Dataset entries:
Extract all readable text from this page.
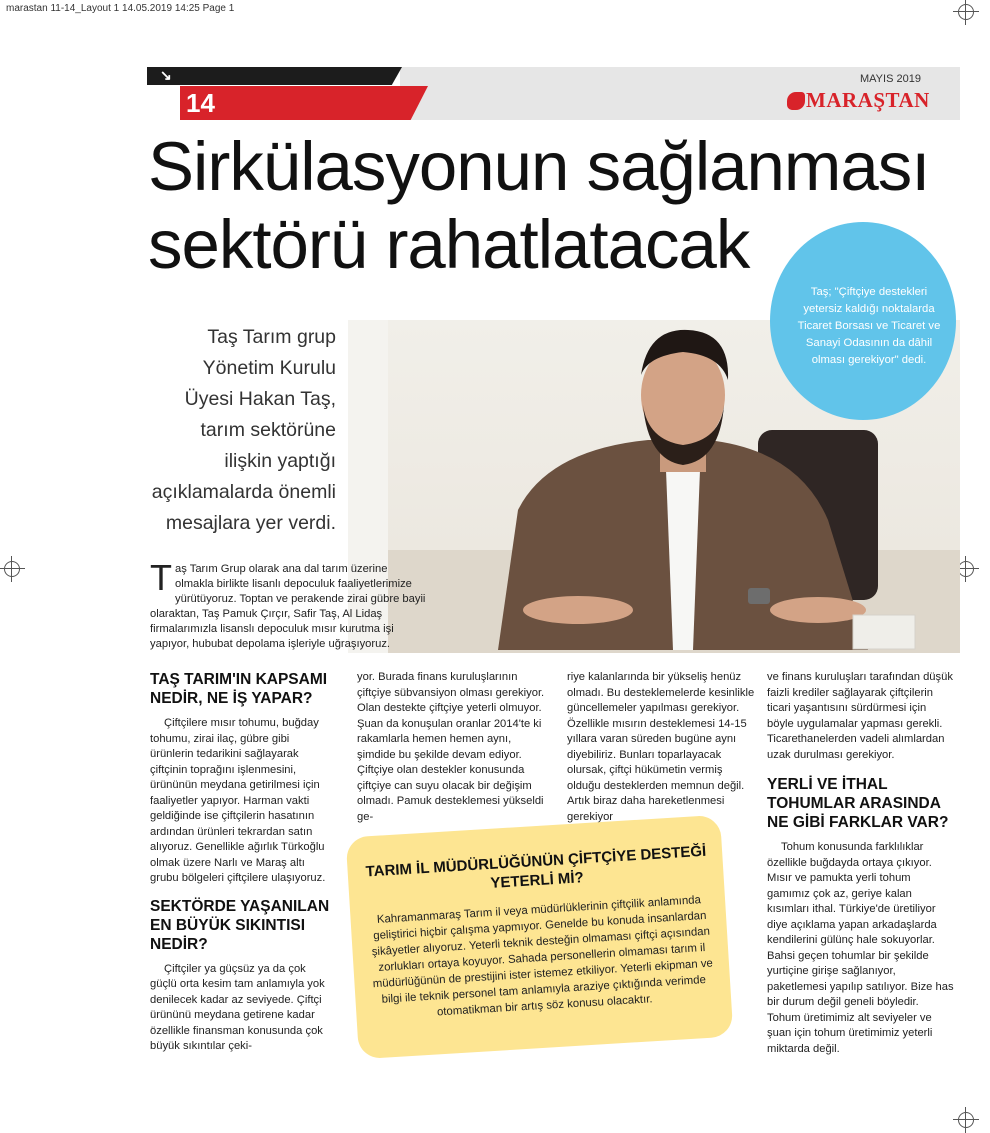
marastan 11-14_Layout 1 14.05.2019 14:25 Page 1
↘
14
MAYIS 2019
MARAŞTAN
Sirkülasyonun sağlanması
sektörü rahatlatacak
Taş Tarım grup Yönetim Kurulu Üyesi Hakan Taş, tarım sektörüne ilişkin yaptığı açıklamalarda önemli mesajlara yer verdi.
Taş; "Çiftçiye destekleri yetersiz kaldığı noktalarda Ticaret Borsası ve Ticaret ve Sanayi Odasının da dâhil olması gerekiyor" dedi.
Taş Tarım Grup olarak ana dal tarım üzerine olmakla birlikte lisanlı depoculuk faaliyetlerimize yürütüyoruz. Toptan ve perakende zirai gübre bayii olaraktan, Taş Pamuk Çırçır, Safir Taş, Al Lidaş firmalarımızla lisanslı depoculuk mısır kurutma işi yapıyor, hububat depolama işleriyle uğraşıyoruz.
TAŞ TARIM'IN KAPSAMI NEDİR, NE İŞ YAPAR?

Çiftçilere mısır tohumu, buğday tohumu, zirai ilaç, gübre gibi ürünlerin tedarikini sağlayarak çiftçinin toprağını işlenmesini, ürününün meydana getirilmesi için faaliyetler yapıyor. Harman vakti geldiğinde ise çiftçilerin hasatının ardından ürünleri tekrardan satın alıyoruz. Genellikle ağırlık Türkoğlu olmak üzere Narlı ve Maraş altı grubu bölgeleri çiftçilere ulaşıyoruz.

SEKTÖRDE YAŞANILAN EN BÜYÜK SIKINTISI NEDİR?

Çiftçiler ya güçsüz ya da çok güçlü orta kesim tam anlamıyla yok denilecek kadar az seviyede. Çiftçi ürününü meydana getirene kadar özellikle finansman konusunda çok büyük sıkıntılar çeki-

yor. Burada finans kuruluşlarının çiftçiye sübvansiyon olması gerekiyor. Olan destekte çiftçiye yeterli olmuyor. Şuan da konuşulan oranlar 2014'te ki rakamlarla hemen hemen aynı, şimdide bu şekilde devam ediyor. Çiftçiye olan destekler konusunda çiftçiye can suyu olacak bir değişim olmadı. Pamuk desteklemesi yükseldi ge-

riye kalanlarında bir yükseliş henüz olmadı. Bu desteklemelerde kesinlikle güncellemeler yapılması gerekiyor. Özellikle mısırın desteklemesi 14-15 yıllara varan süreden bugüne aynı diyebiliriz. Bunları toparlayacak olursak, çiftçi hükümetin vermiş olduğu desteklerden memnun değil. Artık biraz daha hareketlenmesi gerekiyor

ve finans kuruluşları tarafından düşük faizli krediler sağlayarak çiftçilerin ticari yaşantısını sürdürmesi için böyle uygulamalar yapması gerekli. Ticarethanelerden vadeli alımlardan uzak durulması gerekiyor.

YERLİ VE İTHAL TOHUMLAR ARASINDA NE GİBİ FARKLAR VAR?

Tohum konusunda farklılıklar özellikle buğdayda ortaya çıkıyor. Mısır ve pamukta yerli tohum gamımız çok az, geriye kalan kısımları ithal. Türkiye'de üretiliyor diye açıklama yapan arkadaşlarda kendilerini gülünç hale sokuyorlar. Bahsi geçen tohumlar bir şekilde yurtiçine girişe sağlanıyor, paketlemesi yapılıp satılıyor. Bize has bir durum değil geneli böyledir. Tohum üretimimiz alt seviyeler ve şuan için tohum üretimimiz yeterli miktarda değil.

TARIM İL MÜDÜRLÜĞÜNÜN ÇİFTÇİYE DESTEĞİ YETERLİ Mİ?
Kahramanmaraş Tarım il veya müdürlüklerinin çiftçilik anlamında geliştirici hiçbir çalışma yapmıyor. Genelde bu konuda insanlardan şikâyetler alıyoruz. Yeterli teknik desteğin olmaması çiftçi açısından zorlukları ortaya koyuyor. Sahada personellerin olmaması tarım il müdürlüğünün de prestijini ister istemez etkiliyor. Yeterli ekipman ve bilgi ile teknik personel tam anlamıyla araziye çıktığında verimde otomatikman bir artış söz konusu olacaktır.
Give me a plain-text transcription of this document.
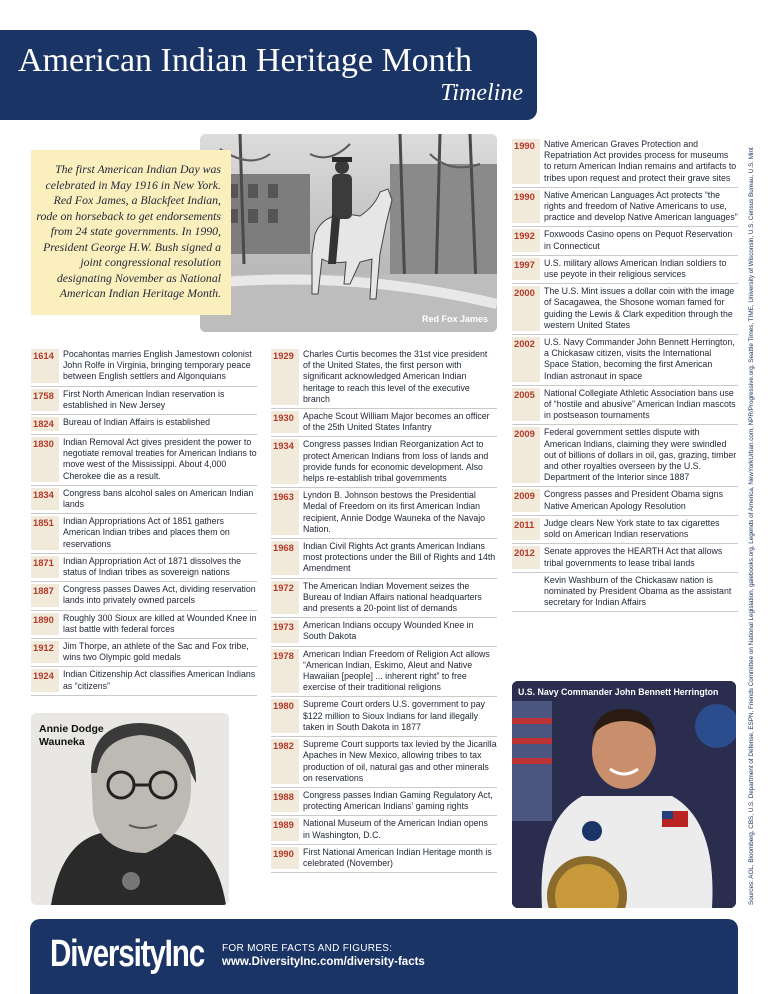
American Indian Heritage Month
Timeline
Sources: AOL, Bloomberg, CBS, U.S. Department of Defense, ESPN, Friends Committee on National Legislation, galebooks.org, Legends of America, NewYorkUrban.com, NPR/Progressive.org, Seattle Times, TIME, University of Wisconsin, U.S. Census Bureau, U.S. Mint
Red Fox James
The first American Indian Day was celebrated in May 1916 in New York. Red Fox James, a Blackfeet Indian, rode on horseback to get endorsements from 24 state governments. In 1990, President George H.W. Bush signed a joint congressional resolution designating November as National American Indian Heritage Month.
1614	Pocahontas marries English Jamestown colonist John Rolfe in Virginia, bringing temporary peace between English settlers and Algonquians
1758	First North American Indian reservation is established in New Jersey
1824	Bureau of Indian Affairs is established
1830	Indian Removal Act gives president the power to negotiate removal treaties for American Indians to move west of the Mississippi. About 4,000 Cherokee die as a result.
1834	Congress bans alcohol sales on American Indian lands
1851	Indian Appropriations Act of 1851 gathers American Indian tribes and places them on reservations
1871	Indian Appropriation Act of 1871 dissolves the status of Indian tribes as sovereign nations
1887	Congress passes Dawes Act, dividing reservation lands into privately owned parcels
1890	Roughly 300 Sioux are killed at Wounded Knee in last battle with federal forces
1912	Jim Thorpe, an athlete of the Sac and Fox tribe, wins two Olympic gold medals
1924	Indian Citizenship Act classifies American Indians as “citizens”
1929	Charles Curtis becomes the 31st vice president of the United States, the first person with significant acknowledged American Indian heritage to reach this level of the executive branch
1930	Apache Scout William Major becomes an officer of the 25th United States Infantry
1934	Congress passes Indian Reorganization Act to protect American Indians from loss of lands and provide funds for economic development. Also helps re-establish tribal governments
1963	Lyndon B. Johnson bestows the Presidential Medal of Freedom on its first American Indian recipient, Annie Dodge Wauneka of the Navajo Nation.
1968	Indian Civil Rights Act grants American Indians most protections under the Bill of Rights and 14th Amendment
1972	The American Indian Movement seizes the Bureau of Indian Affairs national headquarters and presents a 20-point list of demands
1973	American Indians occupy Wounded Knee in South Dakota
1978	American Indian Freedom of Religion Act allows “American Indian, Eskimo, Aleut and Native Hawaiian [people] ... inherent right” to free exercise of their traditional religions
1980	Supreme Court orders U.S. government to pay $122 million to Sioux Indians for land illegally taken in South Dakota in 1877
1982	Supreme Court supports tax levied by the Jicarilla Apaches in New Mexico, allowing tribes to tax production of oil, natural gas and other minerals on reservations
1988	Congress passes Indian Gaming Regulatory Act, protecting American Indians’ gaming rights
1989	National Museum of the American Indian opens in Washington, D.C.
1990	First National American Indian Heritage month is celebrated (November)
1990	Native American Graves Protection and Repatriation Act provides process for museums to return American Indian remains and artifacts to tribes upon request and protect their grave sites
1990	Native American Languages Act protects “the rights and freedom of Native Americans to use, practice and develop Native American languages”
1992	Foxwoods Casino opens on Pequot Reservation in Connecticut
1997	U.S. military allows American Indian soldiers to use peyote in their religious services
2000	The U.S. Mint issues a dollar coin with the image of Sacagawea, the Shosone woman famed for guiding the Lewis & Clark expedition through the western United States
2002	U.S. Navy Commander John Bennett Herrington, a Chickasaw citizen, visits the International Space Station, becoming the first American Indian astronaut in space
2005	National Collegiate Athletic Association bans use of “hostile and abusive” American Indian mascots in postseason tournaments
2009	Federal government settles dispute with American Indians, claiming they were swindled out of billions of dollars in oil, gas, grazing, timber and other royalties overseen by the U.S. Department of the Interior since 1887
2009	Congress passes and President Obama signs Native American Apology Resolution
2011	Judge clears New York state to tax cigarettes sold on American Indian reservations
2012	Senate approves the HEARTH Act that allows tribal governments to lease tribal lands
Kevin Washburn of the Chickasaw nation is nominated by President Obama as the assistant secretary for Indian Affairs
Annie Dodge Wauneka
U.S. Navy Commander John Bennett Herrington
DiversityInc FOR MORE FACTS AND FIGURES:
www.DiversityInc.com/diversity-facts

* * *

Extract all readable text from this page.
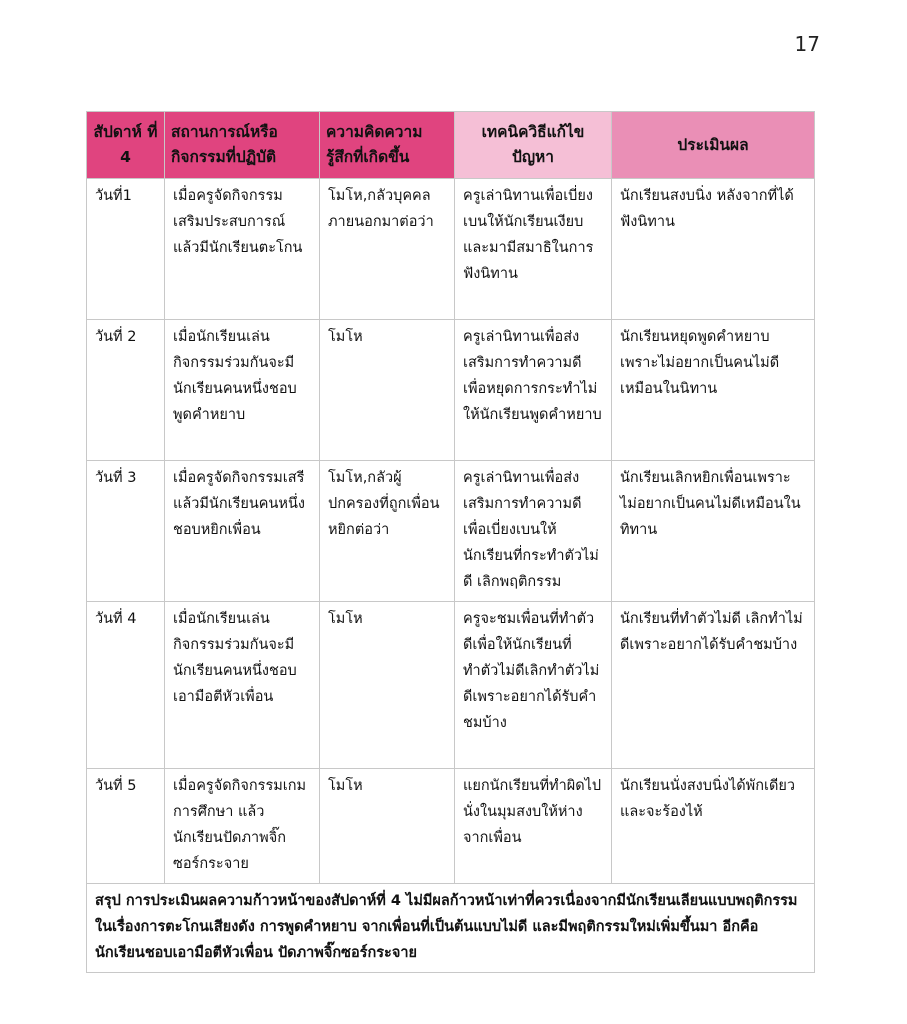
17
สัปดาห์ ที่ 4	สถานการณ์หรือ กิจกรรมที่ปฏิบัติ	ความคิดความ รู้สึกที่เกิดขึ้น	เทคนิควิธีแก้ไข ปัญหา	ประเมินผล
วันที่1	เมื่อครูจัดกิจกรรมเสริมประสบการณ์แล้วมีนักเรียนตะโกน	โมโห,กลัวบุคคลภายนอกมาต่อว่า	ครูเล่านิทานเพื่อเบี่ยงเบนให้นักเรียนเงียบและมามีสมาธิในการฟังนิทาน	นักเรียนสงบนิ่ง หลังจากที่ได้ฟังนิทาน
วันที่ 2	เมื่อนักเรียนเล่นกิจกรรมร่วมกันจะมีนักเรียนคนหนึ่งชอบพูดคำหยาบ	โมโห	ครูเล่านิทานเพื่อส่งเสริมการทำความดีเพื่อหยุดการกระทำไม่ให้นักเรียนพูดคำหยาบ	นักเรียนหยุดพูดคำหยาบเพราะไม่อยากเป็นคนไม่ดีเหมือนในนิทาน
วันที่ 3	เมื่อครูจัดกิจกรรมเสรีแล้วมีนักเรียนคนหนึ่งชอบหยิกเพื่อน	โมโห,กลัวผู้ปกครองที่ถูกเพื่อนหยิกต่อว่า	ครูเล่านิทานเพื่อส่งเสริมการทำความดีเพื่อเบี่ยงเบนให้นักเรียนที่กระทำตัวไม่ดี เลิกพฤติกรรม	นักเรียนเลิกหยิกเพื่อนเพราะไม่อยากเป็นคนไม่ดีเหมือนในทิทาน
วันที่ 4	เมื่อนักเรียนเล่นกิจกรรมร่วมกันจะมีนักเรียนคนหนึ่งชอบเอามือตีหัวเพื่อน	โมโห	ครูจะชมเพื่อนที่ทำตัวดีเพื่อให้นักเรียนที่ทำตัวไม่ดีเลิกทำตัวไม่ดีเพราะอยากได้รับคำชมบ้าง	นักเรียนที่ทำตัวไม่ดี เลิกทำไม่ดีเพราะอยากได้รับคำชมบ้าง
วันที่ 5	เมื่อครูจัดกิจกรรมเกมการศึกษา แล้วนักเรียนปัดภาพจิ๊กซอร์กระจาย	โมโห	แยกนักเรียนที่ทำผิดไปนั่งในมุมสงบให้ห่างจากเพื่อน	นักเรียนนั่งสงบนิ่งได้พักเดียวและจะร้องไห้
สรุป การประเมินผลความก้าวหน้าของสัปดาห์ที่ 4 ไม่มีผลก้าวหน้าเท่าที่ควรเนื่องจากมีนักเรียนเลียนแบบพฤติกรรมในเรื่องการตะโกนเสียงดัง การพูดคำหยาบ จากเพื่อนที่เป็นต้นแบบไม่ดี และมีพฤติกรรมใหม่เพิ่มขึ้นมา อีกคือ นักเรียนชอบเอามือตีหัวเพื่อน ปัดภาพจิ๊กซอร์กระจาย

Stated task :: Every line above that contains the word "Sioux" should be reported.

Output ::
1890	Roughly 300 Sioux are killed at Wounded Knee in last battle with federal forces
1980	Supreme Court orders U.S. government to pay $122 million to Sioux Indians for land illegally taken in South Dakota in 1877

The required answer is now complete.